### WRITTEN TASK 1
Arrange the records as a JSON list of strings, one string per line with blank lines left out. Begin at the first line of the records and continue through the line that contains "protocole-option[interactable]: Tous les", including both of them.

### DOCUMENT TEXT
┌──
Ansible Hostgroup Model

I've been spending a lot more time with Ansible lately I've been unhappy with role organization, how variables get applied, and that groups or hosts cannot assert roles that should be applied to them.

My current deep think has resulted in what I think is a fairly successful attempt at recreating a hierarchical inheritance model, similar to Puppet's hostgroups, which allows a host or a group to define which roles should apply to it, rather than the playbook.

This model isn't meant to work for everyone, nor is it intended to. It it mearly a[nother] method of organzing your site.

Role organization

Organize your roles into multiple directories.

At the moment I use three folders. ./roles, ./organizations, and ./hostgroups.

Where you put or what you name these directories is up to you, but you'll want to modify roles_path in ansible.cfg to include all directories.

roles_path = ./hostgroups:./roles:./organization

./roles: for any role that will be included or imported in some way from another role, task, play, etc.

./organization: host or cluster specific roles. Roles you don't intend on using anywhere else.
└──
[Region and label listings]
┌──
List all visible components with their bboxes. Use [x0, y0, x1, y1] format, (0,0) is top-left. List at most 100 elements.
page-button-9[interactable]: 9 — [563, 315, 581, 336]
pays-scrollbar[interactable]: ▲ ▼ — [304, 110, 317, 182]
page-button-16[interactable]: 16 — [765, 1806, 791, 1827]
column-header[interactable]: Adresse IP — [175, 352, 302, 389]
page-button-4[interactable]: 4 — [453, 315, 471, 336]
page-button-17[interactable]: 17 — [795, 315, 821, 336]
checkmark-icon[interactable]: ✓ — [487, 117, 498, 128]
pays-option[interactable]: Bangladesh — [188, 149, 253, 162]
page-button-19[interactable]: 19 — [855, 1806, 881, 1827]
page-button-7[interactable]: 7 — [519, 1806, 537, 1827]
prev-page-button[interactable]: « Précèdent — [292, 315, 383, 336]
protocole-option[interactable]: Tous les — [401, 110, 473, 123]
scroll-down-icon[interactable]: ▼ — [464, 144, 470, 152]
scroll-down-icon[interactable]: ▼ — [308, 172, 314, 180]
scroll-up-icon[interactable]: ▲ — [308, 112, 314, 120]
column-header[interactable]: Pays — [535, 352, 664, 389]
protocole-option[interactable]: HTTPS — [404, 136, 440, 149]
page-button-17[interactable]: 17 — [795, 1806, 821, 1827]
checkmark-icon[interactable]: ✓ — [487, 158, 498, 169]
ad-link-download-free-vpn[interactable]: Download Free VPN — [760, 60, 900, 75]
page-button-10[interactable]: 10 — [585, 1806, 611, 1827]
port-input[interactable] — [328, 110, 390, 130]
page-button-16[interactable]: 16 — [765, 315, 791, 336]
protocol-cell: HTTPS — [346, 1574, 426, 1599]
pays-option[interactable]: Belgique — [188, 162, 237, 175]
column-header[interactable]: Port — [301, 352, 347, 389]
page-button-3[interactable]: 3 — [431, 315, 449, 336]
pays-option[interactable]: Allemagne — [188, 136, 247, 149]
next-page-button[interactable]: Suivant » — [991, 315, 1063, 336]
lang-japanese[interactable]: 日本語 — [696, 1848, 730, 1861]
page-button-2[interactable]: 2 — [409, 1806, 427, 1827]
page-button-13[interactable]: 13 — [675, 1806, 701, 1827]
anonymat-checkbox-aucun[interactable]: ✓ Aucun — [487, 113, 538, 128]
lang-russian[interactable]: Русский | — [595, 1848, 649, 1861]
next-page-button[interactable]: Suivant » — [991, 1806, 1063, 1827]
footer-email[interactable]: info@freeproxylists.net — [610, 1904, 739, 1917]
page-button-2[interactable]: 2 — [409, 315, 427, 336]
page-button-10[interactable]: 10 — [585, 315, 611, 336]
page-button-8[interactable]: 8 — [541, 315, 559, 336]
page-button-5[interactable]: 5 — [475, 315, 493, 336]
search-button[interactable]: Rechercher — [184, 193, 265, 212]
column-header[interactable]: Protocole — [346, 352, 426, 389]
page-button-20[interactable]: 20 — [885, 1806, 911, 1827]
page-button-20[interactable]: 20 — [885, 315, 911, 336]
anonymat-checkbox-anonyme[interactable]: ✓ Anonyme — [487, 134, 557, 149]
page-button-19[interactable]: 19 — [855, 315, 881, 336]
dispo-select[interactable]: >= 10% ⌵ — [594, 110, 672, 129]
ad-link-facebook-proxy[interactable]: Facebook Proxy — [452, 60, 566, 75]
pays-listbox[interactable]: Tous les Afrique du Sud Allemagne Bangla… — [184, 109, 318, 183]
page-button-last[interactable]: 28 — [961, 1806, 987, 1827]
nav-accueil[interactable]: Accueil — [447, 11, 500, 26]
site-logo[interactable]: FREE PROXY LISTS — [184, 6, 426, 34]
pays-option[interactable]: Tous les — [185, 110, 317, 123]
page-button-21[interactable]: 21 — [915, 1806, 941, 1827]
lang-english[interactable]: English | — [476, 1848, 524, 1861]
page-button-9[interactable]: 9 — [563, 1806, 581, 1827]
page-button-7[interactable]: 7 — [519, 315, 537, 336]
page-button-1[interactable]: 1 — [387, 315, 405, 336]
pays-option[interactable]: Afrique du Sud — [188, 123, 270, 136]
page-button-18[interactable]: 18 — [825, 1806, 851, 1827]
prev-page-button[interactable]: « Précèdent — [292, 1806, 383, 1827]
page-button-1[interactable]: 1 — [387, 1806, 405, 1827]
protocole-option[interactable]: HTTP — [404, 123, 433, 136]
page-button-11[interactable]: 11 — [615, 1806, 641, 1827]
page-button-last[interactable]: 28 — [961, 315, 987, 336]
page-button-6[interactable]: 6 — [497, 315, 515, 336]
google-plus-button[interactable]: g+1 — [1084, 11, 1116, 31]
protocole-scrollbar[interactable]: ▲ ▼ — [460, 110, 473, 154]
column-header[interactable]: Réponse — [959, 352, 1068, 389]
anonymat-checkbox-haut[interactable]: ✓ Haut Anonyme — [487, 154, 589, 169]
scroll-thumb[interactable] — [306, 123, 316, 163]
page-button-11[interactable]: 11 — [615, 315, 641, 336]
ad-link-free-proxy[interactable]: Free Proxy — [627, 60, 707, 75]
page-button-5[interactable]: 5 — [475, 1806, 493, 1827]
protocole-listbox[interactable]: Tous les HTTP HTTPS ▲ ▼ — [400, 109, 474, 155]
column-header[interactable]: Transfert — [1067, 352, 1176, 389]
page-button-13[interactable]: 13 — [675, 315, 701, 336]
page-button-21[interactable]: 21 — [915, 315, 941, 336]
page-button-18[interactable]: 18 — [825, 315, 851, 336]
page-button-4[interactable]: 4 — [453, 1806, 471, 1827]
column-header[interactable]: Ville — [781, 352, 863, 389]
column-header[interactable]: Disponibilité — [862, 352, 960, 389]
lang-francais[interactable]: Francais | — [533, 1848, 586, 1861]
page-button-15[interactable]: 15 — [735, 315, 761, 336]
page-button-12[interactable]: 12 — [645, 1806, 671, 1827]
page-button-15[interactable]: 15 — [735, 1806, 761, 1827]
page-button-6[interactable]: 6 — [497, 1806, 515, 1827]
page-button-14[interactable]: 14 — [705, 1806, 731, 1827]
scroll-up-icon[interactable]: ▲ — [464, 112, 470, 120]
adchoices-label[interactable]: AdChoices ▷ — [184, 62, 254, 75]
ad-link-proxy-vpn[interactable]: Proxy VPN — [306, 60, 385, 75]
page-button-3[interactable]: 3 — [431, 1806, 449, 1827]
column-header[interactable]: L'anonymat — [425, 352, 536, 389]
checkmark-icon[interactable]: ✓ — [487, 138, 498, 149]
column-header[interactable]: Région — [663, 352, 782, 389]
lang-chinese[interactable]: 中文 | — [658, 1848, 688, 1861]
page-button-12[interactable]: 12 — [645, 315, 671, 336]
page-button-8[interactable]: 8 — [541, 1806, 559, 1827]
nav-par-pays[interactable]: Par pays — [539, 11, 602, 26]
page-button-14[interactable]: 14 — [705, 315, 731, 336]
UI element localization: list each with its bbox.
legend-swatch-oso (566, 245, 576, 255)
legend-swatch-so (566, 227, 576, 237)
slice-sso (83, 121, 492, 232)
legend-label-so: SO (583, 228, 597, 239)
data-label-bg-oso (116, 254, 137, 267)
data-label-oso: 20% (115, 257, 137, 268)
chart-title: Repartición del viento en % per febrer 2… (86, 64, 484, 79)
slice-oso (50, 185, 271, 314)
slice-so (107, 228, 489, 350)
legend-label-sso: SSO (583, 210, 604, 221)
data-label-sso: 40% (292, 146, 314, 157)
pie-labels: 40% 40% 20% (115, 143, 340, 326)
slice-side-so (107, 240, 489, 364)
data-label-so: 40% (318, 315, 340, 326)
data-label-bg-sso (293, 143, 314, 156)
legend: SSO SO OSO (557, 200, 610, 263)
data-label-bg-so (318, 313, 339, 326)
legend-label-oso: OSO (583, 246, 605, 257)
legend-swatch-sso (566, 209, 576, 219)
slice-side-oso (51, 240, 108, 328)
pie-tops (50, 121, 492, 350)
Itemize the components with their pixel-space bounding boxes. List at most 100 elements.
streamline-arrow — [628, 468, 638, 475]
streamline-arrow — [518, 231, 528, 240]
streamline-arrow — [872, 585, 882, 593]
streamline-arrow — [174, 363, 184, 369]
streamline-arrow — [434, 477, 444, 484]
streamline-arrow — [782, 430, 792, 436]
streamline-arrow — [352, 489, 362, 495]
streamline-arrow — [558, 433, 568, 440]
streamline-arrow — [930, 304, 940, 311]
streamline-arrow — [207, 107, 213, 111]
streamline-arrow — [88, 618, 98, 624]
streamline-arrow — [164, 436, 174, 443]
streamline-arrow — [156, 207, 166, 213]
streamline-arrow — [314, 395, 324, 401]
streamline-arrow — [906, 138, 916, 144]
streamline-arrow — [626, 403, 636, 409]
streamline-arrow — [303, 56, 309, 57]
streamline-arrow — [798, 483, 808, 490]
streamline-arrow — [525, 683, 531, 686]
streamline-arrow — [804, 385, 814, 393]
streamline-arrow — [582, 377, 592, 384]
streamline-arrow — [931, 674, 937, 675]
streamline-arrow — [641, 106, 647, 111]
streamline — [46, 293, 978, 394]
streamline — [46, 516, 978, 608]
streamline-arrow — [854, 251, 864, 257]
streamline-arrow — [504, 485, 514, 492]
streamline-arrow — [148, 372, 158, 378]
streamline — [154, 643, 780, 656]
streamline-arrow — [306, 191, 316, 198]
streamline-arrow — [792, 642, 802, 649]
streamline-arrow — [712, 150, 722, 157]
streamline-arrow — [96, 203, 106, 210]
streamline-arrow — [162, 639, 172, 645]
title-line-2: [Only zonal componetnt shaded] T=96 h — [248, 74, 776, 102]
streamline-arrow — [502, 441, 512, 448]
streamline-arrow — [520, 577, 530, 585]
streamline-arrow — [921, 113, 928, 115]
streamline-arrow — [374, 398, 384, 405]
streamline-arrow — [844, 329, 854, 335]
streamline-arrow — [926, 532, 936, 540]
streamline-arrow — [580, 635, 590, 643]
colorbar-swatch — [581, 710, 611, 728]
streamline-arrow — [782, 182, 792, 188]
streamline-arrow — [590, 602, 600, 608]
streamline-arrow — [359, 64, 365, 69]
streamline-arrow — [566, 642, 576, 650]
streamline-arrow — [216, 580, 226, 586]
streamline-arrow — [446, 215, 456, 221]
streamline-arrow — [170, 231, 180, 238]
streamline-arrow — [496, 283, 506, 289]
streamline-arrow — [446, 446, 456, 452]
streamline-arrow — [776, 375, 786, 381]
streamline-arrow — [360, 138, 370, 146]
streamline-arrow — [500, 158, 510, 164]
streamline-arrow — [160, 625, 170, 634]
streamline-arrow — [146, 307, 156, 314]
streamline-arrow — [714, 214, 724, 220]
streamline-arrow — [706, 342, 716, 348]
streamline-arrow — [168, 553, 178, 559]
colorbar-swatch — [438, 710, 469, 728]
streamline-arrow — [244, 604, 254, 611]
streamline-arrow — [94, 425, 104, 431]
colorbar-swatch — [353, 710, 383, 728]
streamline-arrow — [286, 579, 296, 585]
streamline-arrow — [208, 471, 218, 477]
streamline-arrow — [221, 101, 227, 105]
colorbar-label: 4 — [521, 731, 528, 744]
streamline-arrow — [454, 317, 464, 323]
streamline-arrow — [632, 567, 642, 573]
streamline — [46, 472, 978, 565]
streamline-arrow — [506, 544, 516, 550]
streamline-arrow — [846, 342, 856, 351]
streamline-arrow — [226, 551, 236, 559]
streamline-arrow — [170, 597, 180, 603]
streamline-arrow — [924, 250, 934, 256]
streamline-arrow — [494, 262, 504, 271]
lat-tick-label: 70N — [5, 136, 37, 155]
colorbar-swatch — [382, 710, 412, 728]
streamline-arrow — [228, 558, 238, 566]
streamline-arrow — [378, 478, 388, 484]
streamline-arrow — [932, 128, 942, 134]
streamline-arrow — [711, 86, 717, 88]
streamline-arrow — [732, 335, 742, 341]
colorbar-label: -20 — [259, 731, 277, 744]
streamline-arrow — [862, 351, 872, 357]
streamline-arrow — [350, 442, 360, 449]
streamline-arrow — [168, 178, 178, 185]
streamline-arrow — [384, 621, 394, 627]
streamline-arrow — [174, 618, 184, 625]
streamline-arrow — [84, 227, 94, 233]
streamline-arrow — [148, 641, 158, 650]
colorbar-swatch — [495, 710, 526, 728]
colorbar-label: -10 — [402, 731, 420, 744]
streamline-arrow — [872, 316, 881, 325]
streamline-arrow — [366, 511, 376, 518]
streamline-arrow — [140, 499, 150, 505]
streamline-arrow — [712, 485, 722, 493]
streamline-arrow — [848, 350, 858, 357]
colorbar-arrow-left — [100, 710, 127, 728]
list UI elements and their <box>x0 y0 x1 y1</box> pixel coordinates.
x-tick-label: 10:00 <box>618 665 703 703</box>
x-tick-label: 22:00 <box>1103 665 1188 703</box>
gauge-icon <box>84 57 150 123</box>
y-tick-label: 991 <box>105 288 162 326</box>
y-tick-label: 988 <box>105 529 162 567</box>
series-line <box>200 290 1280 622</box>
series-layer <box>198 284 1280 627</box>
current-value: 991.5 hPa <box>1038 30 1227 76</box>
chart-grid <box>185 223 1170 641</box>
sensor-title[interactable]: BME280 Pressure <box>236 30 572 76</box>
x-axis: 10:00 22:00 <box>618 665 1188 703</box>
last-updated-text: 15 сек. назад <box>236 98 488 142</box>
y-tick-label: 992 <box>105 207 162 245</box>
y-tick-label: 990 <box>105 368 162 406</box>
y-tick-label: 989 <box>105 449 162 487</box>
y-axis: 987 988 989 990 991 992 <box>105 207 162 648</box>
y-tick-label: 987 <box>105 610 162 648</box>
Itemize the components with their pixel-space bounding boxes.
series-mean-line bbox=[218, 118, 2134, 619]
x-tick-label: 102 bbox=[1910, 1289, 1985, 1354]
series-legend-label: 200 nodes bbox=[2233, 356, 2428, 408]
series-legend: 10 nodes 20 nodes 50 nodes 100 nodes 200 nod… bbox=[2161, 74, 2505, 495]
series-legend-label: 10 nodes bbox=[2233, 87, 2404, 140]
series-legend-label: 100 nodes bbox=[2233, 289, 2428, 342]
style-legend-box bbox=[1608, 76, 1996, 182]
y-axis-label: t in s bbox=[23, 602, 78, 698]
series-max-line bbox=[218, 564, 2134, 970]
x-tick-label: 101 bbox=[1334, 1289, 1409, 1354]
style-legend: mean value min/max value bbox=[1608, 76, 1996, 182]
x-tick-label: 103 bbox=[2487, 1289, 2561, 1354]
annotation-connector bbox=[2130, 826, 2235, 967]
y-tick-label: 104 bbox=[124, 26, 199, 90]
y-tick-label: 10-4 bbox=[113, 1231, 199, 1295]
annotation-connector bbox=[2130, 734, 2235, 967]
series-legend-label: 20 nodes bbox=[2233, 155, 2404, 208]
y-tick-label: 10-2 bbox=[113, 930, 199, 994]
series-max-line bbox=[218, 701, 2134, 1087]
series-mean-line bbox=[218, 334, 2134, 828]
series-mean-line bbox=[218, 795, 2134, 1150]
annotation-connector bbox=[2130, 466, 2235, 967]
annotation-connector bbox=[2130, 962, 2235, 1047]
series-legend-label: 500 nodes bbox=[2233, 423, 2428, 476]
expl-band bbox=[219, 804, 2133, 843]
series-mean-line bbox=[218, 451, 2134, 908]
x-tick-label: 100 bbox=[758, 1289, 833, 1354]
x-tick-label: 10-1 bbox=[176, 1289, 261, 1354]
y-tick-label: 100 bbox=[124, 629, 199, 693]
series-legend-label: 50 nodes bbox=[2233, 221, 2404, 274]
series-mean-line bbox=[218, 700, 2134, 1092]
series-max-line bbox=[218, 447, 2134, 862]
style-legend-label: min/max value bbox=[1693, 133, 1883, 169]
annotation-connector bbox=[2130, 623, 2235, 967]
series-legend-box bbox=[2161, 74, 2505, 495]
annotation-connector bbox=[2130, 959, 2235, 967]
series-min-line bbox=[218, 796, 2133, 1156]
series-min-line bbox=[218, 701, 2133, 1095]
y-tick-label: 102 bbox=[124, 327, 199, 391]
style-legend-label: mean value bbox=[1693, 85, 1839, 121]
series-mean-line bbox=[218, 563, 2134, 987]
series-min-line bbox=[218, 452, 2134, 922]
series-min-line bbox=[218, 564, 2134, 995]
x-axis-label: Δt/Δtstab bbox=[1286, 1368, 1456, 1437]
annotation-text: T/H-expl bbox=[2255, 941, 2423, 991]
└──
### WRITTEN TASK 2
In the Ansible hostgroup text, what three things does the writer say they have been unhappy with?

### EXERCISE OUTPUT 1
[
  "List all visible components with their bboxes. Use [x0, y0, x1, y1] format, (0,0) is top-left. List at most 100 elements.",
  "page-button-9[interactable]: 9 — [563, 315, 581, 336]",
  "pays-scrollbar[interactable]: ▲ ▼ — [304, 110, 317, 182]",
  "page-button-16[interactable]: 16 — [765, 1806, 791, 1827]",
  "column-header[interactable]: Adresse IP — [175, 352, 302, 389]",
  "page-button-4[interactable]: 4 — [453, 315, 471, 336]",
  "page-button-17[interactable]: 17 — [795, 315, 821, 336]",
  "checkmark-icon[interactable]: ✓ — [487, 117, 498, 128]",
  "pays-option[interactable]: Bangladesh — [188, 149, 253, 162]",
  "page-button-19[interactable]: 19 — [855, 1806, 881, 1827]",
  "page-button-7[interactable]: 7 — [519, 1806, 537, 1827]",
  "prev-page-button[interactable]: « Précèdent — [292, 315, 383, 336]",
  "protocole-option[interactable]: Tous les — [401, 110, 473, 123]"
]

### EXERCISE OUTPUT 2
- Role organization
- How variables get applied
- That groups or hosts cannot assert roles that should be applied to them